(Collected data entries)
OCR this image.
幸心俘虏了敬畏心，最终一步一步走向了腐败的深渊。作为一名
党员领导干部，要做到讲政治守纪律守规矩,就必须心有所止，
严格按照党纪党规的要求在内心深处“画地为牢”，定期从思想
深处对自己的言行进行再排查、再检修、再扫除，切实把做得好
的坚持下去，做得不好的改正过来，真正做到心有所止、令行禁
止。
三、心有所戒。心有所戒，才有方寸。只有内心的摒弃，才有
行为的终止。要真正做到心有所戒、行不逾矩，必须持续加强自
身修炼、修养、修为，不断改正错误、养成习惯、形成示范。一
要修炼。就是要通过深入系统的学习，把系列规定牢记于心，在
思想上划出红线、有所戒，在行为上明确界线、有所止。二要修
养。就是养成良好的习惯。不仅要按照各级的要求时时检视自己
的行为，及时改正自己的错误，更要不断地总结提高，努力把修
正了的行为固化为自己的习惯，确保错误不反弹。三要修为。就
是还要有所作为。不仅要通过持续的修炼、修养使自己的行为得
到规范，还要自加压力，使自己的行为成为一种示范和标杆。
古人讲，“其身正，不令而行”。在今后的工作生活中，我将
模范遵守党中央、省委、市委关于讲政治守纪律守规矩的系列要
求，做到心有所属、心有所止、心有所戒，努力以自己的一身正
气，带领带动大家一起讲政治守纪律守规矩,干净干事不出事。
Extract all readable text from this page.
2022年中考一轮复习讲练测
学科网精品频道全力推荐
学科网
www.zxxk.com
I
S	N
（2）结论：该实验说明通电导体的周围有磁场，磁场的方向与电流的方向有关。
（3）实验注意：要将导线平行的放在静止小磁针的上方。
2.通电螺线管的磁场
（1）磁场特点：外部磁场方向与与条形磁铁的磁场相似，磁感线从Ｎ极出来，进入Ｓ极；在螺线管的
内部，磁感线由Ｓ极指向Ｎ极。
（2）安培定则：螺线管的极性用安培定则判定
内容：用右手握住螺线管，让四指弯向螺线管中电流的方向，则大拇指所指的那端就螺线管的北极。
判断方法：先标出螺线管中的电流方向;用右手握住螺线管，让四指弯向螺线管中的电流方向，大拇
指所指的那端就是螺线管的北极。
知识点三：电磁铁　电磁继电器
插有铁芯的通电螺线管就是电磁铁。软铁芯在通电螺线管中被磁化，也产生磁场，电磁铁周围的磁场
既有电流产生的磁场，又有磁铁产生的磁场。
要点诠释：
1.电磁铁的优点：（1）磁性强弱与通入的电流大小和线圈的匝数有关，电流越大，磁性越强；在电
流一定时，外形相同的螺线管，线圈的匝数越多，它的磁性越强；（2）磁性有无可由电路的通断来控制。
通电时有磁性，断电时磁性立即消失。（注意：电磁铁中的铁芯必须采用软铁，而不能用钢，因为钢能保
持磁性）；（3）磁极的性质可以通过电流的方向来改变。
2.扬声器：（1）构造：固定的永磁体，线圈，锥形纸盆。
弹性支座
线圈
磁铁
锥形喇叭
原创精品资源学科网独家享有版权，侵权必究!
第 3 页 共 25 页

* * *

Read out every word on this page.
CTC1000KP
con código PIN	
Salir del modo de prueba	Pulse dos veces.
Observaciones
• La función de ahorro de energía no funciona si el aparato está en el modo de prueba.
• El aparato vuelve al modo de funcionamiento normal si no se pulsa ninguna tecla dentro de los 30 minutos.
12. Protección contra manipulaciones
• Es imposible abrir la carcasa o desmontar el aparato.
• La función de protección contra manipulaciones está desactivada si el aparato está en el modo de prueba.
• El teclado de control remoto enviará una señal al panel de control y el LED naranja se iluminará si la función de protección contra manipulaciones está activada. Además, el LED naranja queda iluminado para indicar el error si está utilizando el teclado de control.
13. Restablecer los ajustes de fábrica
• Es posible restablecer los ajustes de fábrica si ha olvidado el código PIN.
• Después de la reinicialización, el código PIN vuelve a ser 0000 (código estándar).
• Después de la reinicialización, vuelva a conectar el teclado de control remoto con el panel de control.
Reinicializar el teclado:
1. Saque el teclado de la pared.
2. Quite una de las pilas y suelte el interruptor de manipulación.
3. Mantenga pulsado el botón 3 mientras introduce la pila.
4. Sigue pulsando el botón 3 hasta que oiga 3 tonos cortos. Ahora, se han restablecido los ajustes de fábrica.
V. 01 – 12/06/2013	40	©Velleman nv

* [What to do]:
Identify every line where the string "teclado" appears.

* [Result]:
• El teclado de control remoto enviará una señal al panel de control y el LED naranja se iluminará si la función de protección contra manipulaciones está activada. Además, el LED naranja queda iluminado para indicar el error si está utilizando el teclado de control.
• Después de la reinicialización, vuelva a conectar el teclado de control remoto con el panel de control.
Reinicializar el teclado:
1. Saque el teclado de la pared.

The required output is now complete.